● Provided records
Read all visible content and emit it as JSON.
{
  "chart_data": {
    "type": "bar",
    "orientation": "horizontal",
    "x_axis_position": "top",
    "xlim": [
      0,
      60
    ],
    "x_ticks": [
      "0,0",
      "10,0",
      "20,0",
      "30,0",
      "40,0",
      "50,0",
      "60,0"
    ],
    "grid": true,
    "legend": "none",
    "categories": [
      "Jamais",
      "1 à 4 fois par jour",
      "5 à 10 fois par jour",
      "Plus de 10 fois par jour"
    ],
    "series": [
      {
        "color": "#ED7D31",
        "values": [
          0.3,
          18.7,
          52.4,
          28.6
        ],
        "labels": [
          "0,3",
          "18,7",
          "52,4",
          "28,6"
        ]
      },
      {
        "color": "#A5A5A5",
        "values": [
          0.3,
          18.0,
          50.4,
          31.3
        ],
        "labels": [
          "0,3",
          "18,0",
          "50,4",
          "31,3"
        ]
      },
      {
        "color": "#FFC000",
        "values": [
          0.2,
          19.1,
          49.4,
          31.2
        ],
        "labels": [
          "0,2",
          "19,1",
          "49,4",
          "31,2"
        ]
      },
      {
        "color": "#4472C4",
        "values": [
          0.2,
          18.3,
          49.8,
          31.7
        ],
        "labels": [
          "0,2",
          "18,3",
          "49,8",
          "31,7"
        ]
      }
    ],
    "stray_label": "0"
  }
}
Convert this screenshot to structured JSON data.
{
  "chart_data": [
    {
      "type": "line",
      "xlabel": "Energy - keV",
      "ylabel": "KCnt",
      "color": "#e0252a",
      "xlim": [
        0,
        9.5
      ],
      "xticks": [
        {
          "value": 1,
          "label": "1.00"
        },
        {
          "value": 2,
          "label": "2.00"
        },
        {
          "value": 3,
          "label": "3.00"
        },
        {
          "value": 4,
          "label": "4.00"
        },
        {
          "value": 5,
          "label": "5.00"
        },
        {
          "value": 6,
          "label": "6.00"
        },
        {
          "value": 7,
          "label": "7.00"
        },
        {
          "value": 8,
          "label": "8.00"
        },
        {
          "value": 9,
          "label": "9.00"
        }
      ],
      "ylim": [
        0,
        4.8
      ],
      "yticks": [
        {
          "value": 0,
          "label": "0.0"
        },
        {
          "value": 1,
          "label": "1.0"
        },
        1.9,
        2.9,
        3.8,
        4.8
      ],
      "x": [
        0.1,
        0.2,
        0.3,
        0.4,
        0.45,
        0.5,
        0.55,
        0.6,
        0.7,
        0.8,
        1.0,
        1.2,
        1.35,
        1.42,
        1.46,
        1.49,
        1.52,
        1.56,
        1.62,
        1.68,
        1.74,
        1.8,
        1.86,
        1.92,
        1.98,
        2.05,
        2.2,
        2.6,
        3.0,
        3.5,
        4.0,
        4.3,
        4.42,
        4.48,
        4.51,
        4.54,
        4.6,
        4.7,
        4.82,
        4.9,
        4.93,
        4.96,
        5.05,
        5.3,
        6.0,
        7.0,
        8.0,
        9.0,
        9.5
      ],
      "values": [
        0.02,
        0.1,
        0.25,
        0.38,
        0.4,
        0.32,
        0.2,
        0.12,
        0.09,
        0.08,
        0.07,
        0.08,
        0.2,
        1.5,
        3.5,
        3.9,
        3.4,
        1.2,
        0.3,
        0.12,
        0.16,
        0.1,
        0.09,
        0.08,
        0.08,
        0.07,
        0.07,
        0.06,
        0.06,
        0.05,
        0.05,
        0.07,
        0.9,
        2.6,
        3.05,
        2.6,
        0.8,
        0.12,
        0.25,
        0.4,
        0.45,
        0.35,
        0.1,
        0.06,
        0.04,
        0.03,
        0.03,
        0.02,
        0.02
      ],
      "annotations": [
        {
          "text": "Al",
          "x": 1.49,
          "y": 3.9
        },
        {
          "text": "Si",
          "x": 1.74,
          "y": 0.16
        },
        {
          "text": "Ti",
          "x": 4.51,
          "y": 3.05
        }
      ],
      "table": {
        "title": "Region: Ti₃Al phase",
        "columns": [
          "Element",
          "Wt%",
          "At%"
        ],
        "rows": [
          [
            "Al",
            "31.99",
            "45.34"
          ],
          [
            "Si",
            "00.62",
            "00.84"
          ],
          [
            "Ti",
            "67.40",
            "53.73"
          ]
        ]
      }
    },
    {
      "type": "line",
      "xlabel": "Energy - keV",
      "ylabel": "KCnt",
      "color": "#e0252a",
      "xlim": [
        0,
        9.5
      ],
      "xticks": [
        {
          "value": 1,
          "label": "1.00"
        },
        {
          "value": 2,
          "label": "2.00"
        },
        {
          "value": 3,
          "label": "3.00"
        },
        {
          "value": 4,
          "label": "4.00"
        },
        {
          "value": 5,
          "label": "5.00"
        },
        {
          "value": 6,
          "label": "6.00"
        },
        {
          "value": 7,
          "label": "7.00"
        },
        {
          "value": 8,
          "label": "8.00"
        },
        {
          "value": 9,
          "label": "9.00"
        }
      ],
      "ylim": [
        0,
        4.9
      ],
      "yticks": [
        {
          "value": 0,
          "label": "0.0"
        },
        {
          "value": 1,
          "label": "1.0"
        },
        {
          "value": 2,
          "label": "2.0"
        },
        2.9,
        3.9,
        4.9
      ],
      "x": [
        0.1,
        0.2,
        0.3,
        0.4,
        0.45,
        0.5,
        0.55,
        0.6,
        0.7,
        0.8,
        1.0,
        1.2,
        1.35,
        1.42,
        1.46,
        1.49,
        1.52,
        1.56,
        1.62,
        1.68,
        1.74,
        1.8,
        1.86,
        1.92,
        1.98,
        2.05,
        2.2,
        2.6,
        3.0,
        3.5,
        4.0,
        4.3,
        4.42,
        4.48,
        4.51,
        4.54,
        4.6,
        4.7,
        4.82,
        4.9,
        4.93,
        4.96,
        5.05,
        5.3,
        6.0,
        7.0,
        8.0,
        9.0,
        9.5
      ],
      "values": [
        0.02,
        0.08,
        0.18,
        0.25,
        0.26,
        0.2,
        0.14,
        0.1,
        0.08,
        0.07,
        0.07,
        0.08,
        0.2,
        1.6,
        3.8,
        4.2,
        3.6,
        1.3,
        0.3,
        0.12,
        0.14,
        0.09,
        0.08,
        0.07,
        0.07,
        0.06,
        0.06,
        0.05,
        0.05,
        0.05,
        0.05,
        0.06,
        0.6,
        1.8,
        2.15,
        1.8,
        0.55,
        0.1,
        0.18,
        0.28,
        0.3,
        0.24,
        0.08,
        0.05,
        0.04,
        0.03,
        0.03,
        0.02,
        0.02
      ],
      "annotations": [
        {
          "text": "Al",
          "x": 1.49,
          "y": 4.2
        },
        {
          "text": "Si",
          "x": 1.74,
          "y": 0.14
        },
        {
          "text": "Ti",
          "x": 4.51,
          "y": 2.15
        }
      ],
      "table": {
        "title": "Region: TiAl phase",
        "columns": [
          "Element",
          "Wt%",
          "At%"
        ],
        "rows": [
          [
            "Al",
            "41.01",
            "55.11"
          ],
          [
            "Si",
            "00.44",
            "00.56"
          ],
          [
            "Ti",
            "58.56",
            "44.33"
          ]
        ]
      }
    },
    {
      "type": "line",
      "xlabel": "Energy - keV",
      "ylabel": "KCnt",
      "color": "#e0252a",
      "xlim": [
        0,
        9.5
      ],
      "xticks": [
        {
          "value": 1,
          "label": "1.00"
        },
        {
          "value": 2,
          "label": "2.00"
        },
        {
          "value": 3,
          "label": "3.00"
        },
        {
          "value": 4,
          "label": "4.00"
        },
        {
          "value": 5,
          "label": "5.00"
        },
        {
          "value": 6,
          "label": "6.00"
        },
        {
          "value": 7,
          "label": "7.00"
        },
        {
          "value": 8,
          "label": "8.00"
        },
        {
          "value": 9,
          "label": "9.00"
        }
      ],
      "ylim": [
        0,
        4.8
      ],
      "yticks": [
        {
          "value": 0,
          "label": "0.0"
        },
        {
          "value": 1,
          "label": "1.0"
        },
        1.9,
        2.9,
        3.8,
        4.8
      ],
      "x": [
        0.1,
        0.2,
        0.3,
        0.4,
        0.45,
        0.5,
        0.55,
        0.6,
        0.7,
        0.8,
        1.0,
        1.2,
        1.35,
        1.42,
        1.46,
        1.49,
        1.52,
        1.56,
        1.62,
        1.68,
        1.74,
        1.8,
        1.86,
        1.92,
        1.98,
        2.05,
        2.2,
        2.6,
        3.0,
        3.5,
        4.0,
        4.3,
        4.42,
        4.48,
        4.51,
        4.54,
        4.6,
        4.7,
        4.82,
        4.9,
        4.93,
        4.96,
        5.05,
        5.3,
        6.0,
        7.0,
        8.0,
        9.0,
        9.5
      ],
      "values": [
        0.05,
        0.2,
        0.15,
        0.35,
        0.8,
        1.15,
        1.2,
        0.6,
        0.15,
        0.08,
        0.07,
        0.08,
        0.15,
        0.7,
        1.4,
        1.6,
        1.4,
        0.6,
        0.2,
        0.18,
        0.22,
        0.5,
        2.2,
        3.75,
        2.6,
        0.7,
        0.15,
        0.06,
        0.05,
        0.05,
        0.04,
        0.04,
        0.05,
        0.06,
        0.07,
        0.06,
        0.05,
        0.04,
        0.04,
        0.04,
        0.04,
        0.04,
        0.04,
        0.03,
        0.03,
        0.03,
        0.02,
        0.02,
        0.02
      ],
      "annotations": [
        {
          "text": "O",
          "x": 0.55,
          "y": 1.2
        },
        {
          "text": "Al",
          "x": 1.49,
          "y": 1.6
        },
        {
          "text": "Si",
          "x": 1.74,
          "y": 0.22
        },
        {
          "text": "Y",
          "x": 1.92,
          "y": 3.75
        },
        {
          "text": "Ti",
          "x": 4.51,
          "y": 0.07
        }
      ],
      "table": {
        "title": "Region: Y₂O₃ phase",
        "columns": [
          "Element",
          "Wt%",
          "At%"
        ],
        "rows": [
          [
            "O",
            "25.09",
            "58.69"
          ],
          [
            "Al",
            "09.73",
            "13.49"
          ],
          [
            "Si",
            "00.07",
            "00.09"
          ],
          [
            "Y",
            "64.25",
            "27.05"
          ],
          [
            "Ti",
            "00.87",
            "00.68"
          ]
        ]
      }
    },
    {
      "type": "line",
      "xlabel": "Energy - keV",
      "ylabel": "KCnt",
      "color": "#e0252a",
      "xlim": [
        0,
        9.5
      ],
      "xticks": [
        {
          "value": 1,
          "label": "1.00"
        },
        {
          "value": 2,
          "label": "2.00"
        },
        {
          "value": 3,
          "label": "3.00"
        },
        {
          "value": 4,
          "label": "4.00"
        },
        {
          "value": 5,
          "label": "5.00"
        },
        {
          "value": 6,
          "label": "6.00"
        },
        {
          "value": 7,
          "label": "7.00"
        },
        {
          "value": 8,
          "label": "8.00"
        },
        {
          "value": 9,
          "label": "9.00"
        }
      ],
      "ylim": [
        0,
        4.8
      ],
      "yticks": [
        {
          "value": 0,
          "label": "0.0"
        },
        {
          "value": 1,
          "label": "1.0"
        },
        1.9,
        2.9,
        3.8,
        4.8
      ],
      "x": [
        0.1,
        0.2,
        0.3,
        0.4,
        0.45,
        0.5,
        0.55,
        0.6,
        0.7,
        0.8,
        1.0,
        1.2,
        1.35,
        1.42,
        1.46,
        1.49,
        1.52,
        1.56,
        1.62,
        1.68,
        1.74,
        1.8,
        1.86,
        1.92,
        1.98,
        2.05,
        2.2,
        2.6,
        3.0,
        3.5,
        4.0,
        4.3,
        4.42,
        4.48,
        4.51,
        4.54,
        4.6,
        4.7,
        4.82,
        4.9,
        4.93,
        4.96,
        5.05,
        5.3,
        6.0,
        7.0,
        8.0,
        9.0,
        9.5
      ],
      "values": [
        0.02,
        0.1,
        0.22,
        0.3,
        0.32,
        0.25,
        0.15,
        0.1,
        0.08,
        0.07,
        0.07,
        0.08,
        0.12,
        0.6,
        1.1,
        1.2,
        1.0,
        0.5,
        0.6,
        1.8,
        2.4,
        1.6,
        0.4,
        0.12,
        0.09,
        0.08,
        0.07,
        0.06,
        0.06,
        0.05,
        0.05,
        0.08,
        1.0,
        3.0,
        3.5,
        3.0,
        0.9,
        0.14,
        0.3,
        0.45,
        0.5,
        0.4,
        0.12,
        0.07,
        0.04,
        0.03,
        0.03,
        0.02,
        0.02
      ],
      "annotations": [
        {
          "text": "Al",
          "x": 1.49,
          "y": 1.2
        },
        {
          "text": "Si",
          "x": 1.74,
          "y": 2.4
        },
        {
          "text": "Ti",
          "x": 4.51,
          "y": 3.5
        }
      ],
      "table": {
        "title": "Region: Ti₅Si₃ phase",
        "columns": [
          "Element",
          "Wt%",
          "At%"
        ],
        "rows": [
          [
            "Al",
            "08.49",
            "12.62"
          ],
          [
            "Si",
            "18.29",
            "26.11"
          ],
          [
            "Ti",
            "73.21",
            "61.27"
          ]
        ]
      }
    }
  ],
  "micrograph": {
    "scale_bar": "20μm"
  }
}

● Job
Check each line above for the word "jour" and say how many have it, with nothing else.

● The output
3